**REQUEST:**
Where a line holds "субсидий", copy it.

**STORED ROWS:**
::::::

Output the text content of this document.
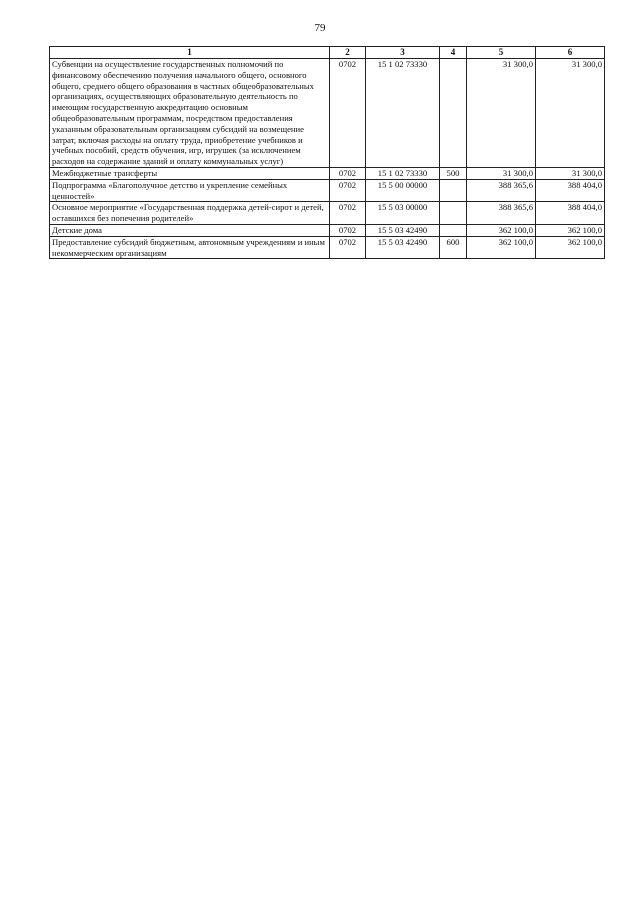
79
1	2	3	4	5	6
Субвенции на осуществление государственных полномочий по финансовому обеспечению получения начального общего, основного общего, среднего общего образования в частных общеобразовательных организациях, осуществляющих образовательную деятельность по имеющим государственную аккредитацию основным общеобразовательным программам, посредством предоставления указанным образовательным организациям субсидий на возмещение затрат, включая расходы на оплату труда, приобретение учебников и учебных пособий, средств обучения, игр, игрушек (за исключением расходов на содержание зданий и оплату коммунальных услуг)	0702	15 1 02 73330		31 300,0	31 300,0
Межбюджетные трансферты	0702	15 1 02 73330	500	31 300,0	31 300,0
Подпрограмма «Благополучное детство и укрепление семейных ценностей»	0702	15 5 00 00000		388 365,6	388 404,0
Основное мероприятие «Государственная поддержка детей-сирот и детей, оставшихся без попечения родителей»	0702	15 5 03 00000		388 365,6	388 404,0
Детские дома	0702	15 5 03 42490		362 100,0	362 100,0
Предоставление субсидий бюджетным, автономным учреждениям и иным некоммерческим организациям	0702	15 5 03 42490	600	362 100,0	362 100,0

::::::

**SOLUTION:**
Субвенции на осуществление государственных полномочий по финансовому обеспечению получения начального общего, основного общего, среднего общего образования в частных общеобразовательных организациях, осуществляющих образовательную деятельность по имеющим государственную аккредитацию основным общеобразовательным программам, посредством предоставления указанным образовательным организациям субсидий на возмещение затрат, включая расходы на оплату труда, приобретение учебников и учебных пособий, средств обучения, игр, игрушек (за исключением расходов на содержание зданий и оплату коммунальных услуг)	0702	15 1 02 73330		31 300,0	31 300,0
Предоставление субсидий бюджетным, автономным учреждениям и иным некоммерческим организациям	0702	15 5 03 42490	600	362 100,0	362 100,0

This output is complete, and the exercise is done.